------ Provided data

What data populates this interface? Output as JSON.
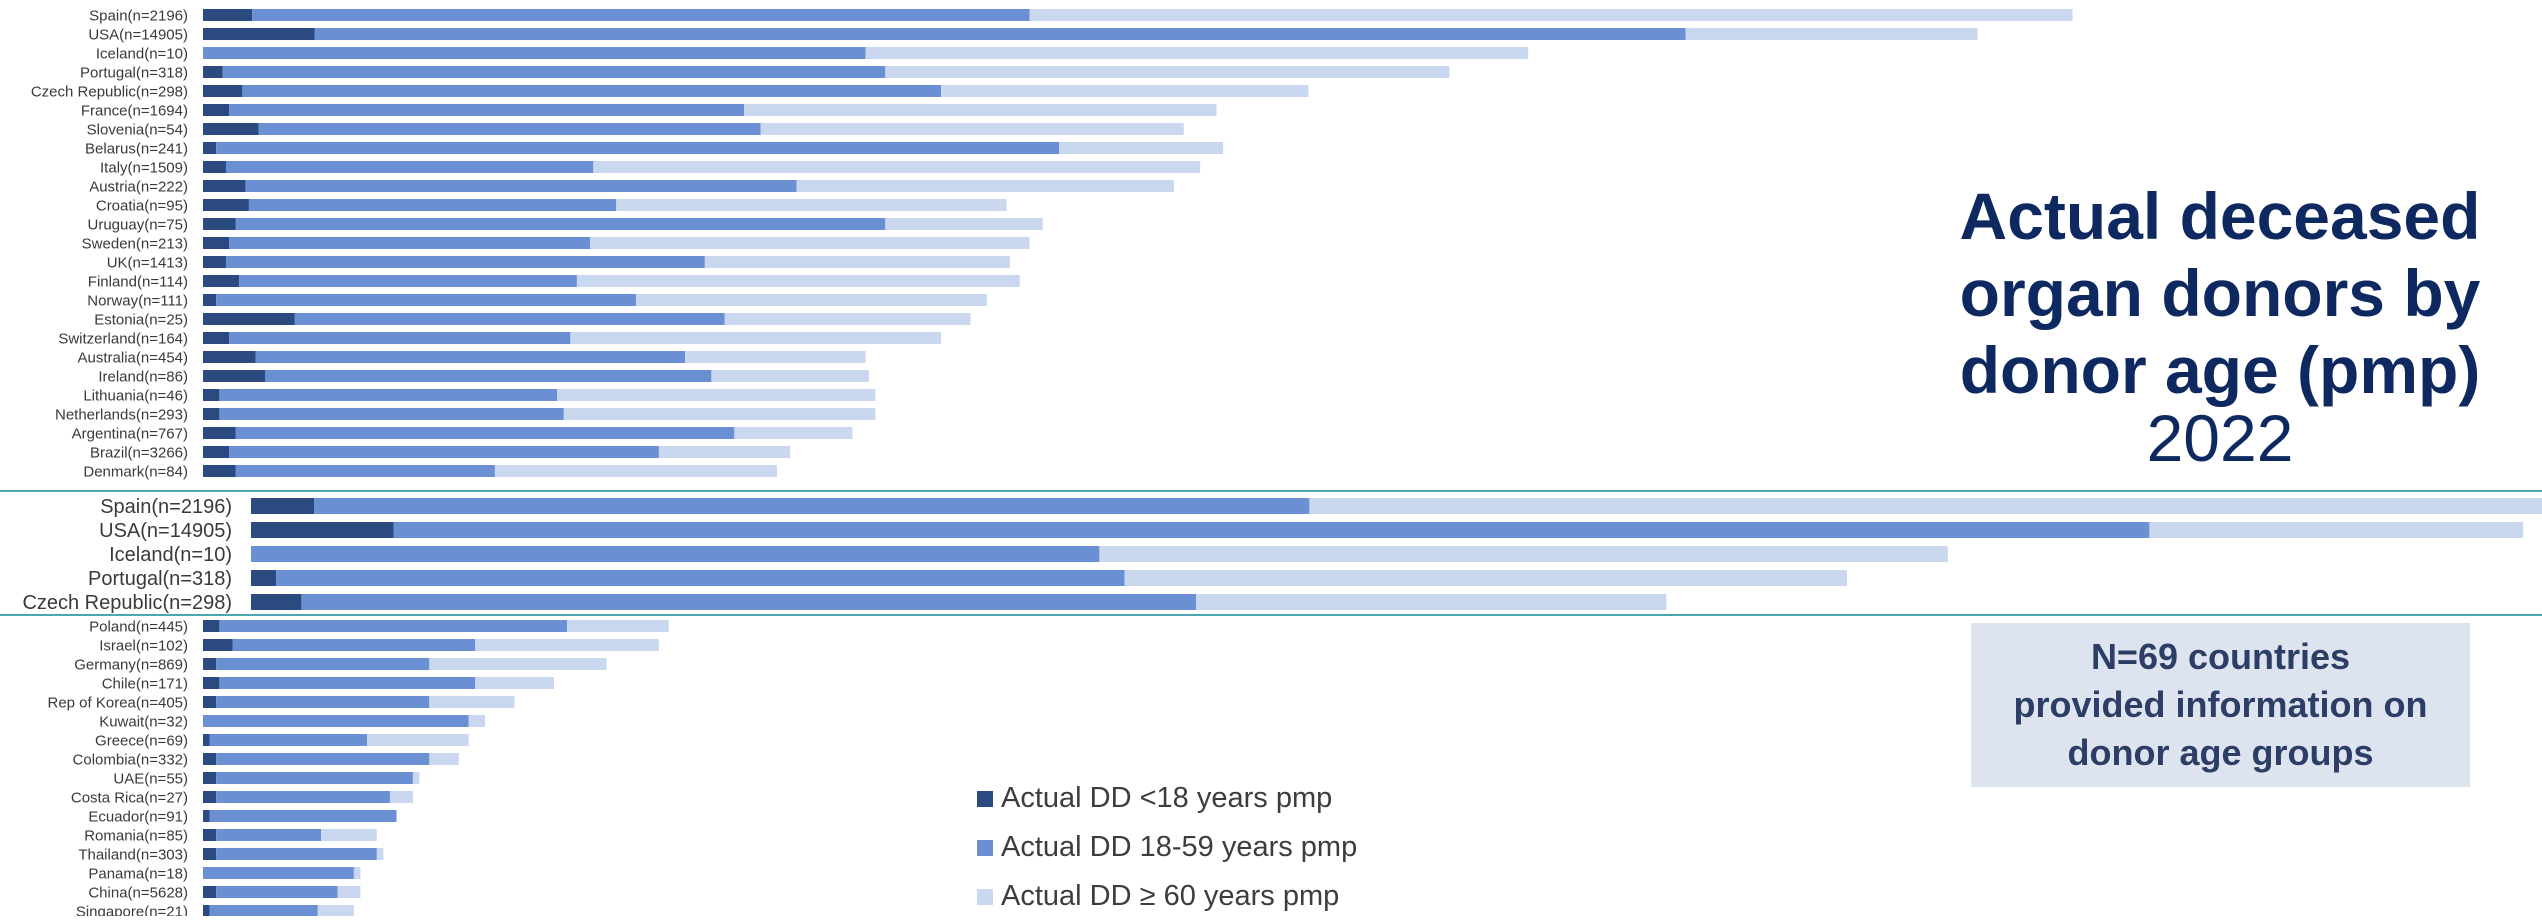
{
  "title": {
    "main": "Actual deceased\norgan donors by\ndonor age (pmp)",
    "year": "2022"
  },
  "info_box": "N=69 countries\nprovided information on\ndonor age groups",
  "legend": [
    {
      "label": "Actual DD <18 years pmp",
      "color": "#2b4a80"
    },
    {
      "label": "Actual DD 18-59 years pmp",
      "color": "#6a8fd3"
    },
    {
      "label": "Actual DD ≥ 60 years pmp",
      "color": "#c9d8ef"
    }
  ],
  "colors": {
    "under18": "#2b4a80",
    "age18to59": "#6a8fd3",
    "over60": "#c9d8ef",
    "zoom_rule": "#4fa6b3"
  },
  "chart_data": [
    {
      "type": "bar",
      "orientation": "horizontal",
      "stacked": true,
      "panel": "main-top",
      "series": [
        {
          "name": "Actual DD <18 years pmp",
          "values": [
            1.5,
            3.4,
            0,
            0.6,
            1.2,
            0.8,
            1.7,
            0.4,
            0.7,
            1.3,
            1.4,
            1.0,
            0.8,
            0.7,
            1.1,
            0.4,
            2.8,
            0.8,
            1.6,
            1.9,
            0.5,
            0.5,
            1.0,
            0.8,
            1.0
          ]
        },
        {
          "name": "Actual DD 18-59 years pmp",
          "values": [
            23.7,
            41.8,
            20.2,
            20.2,
            21.3,
            15.7,
            15.3,
            25.7,
            11.2,
            16.8,
            11.2,
            19.8,
            11.0,
            14.6,
            10.3,
            12.8,
            13.1,
            10.4,
            13.1,
            13.6,
            10.3,
            10.5,
            15.2,
            13.1,
            7.9
          ]
        },
        {
          "name": "Actual DD ≥ 60 years pmp",
          "values": [
            31.8,
            8.9,
            20.2,
            17.2,
            11.2,
            14.4,
            12.9,
            5.0,
            18.5,
            11.5,
            11.9,
            4.8,
            13.4,
            9.3,
            13.5,
            10.7,
            7.5,
            11.3,
            5.5,
            4.8,
            9.7,
            9.5,
            3.6,
            4.0,
            8.6
          ]
        }
      ],
      "categories": [
        "Spain(n=2196)",
        "USA(n=14905)",
        "Iceland(n=10)",
        "Portugal(n=318)",
        "Czech Republic(n=298)",
        "France(n=1694)",
        "Slovenia(n=54)",
        "Belarus(n=241)",
        "Italy(n=1509)",
        "Austria(n=222)",
        "Croatia(n=95)",
        "Uruguay(n=75)",
        "Sweden(n=213)",
        "UK(n=1413)",
        "Finland(n=114)",
        "Norway(n=111)",
        "Estonia(n=25)",
        "Switzerland(n=164)",
        "Australia(n=454)",
        "Ireland(n=86)",
        "Lithuania(n=46)",
        "Netherlands(n=293)",
        "Argentina(n=767)",
        "Brazil(n=3266)",
        "Denmark(n=84)"
      ]
    },
    {
      "type": "bar",
      "orientation": "horizontal",
      "stacked": true,
      "panel": "zoom",
      "series": [
        {
          "name": "Actual DD <18 years pmp",
          "values": [
            1.5,
            3.4,
            0,
            0.6,
            1.2
          ]
        },
        {
          "name": "Actual DD 18-59 years pmp",
          "values": [
            23.7,
            41.8,
            20.2,
            20.2,
            21.3
          ]
        },
        {
          "name": "Actual DD ≥ 60 years pmp",
          "values": [
            31.8,
            8.9,
            20.2,
            17.2,
            11.2
          ]
        }
      ],
      "categories": [
        "Spain(n=2196)",
        "USA(n=14905)",
        "Iceland(n=10)",
        "Portugal(n=318)",
        "Czech Republic(n=298)"
      ]
    },
    {
      "type": "bar",
      "orientation": "horizontal",
      "stacked": true,
      "panel": "main-bottom",
      "series": [
        {
          "name": "Actual DD <18 years pmp",
          "values": [
            0.5,
            0.9,
            0.4,
            0.5,
            0.4,
            0,
            0.2,
            0.4,
            0.4,
            0.4,
            0.2,
            0.4,
            0.4,
            0,
            0.4,
            0.2
          ]
        },
        {
          "name": "Actual DD 18-59 years pmp",
          "values": [
            10.6,
            7.4,
            6.5,
            7.8,
            6.5,
            8.1,
            4.8,
            6.5,
            6.0,
            5.3,
            5.7,
            3.2,
            4.9,
            4.6,
            3.7,
            3.3
          ]
        },
        {
          "name": "Actual DD ≥ 60 years pmp",
          "values": [
            3.1,
            5.6,
            5.4,
            2.4,
            2.6,
            0.5,
            3.1,
            0.9,
            0.2,
            0.7,
            0,
            1.7,
            0.2,
            0.2,
            0.7,
            1.1
          ]
        }
      ],
      "categories": [
        "Poland(n=445)",
        "Israel(n=102)",
        "Germany(n=869)",
        "Chile(n=171)",
        "Rep of Korea(n=405)",
        "Kuwait(n=32)",
        "Greece(n=69)",
        "Colombia(n=332)",
        "UAE(n=55)",
        "Costa Rica(n=27)",
        "Ecuador(n=91)",
        "Romania(n=85)",
        "Thailand(n=303)",
        "Panama(n=18)",
        "China(n=5628)",
        "Singapore(n=21)"
      ]
    }
  ]
}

------------

## [Exercise]
Every record must be copied exactly, with images dropped from the result.

## [Result for this task]
What data populates this interface? Output as JSON.
{
  "title": {
    "main": "Actual deceased\norgan donors by\ndonor age (pmp)",
    "year": "2022"
  },
  "info_box": "N=69 countries\nprovided information on\ndonor age groups",
  "legend": [
    {
      "label": "Actual DD <18 years pmp",
      "color": "#2b4a80"
    },
    {
      "label": "Actual DD 18-59 years pmp",
      "color": "#6a8fd3"
    },
    {
      "label": "Actual DD ≥ 60 years pmp",
      "color": "#c9d8ef"
    }
  ],
  "colors": {
    "under18": "#2b4a80",
    "age18to59": "#6a8fd3",
    "over60": "#c9d8ef",
    "zoom_rule": "#4fa6b3"
  },
  "chart_data": [
    {
      "type": "bar",
      "orientation": "horizontal",
      "stacked": true,
      "panel": "main-top",
      "series": [
        {
          "name": "Actual DD <18 years pmp",
          "values": [
            1.5,
            3.4,
            0,
            0.6,
            1.2,
            0.8,
            1.7,
            0.4,
            0.7,
            1.3,
            1.4,
            1.0,
            0.8,
            0.7,
            1.1,
            0.4,
            2.8,
            0.8,
            1.6,
            1.9,
            0.5,
            0.5,
            1.0,
            0.8,
            1.0
          ]
        },
        {
          "name": "Actual DD 18-59 years pmp",
          "values": [
            23.7,
            41.8,
            20.2,
            20.2,
            21.3,
            15.7,
            15.3,
            25.7,
            11.2,
            16.8,
            11.2,
            19.8,
            11.0,
            14.6,
            10.3,
            12.8,
            13.1,
            10.4,
            13.1,
            13.6,
            10.3,
            10.5,
            15.2,
            13.1,
            7.9
          ]
        },
        {
          "name": "Actual DD ≥ 60 years pmp",
          "values": [
            31.8,
            8.9,
            20.2,
            17.2,
            11.2,
            14.4,
            12.9,
            5.0,
            18.5,
            11.5,
            11.9,
            4.8,
            13.4,
            9.3,
            13.5,
            10.7,
            7.5,
            11.3,
            5.5,
            4.8,
            9.7,
            9.5,
            3.6,
            4.0,
            8.6
          ]
        }
      ],
      "categories": [
        "Spain(n=2196)",
        "USA(n=14905)",
        "Iceland(n=10)",
        "Portugal(n=318)",
        "Czech Republic(n=298)",
        "France(n=1694)",
        "Slovenia(n=54)",
        "Belarus(n=241)",
        "Italy(n=1509)",
        "Austria(n=222)",
        "Croatia(n=95)",
        "Uruguay(n=75)",
        "Sweden(n=213)",
        "UK(n=1413)",
        "Finland(n=114)",
        "Norway(n=111)",
        "Estonia(n=25)",
        "Switzerland(n=164)",
        "Australia(n=454)",
        "Ireland(n=86)",
        "Lithuania(n=46)",
        "Netherlands(n=293)",
        "Argentina(n=767)",
        "Brazil(n=3266)",
        "Denmark(n=84)"
      ]
    },
    {
      "type": "bar",
      "orientation": "horizontal",
      "stacked": true,
      "panel": "zoom",
      "series": [
        {
          "name": "Actual DD <18 years pmp",
          "values": [
            1.5,
            3.4,
            0,
            0.6,
            1.2
          ]
        },
        {
          "name": "Actual DD 18-59 years pmp",
          "values": [
            23.7,
            41.8,
            20.2,
            20.2,
            21.3
          ]
        },
        {
          "name": "Actual DD ≥ 60 years pmp",
          "values": [
            31.8,
            8.9,
            20.2,
            17.2,
            11.2
          ]
        }
      ],
      "categories": [
        "Spain(n=2196)",
        "USA(n=14905)",
        "Iceland(n=10)",
        "Portugal(n=318)",
        "Czech Republic(n=298)"
      ]
    },
    {
      "type": "bar",
      "orientation": "horizontal",
      "stacked": true,
      "panel": "main-bottom",
      "series": [
        {
          "name": "Actual DD <18 years pmp",
          "values": [
            0.5,
            0.9,
            0.4,
            0.5,
            0.4,
            0,
            0.2,
            0.4,
            0.4,
            0.4,
            0.2,
            0.4,
            0.4,
            0,
            0.4,
            0.2
          ]
        },
        {
          "name": "Actual DD 18-59 years pmp",
          "values": [
            10.6,
            7.4,
            6.5,
            7.8,
            6.5,
            8.1,
            4.8,
            6.5,
            6.0,
            5.3,
            5.7,
            3.2,
            4.9,
            4.6,
            3.7,
            3.3
          ]
        },
        {
          "name": "Actual DD ≥ 60 years pmp",
          "values": [
            3.1,
            5.6,
            5.4,
            2.4,
            2.6,
            0.5,
            3.1,
            0.9,
            0.2,
            0.7,
            0,
            1.7,
            0.2,
            0.2,
            0.7,
            1.1
          ]
        }
      ],
      "categories": [
        "Poland(n=445)",
        "Israel(n=102)",
        "Germany(n=869)",
        "Chile(n=171)",
        "Rep of Korea(n=405)",
        "Kuwait(n=32)",
        "Greece(n=69)",
        "Colombia(n=332)",
        "UAE(n=55)",
        "Costa Rica(n=27)",
        "Ecuador(n=91)",
        "Romania(n=85)",
        "Thailand(n=303)",
        "Panama(n=18)",
        "China(n=5628)",
        "Singapore(n=21)"
      ]
    }
  ]
}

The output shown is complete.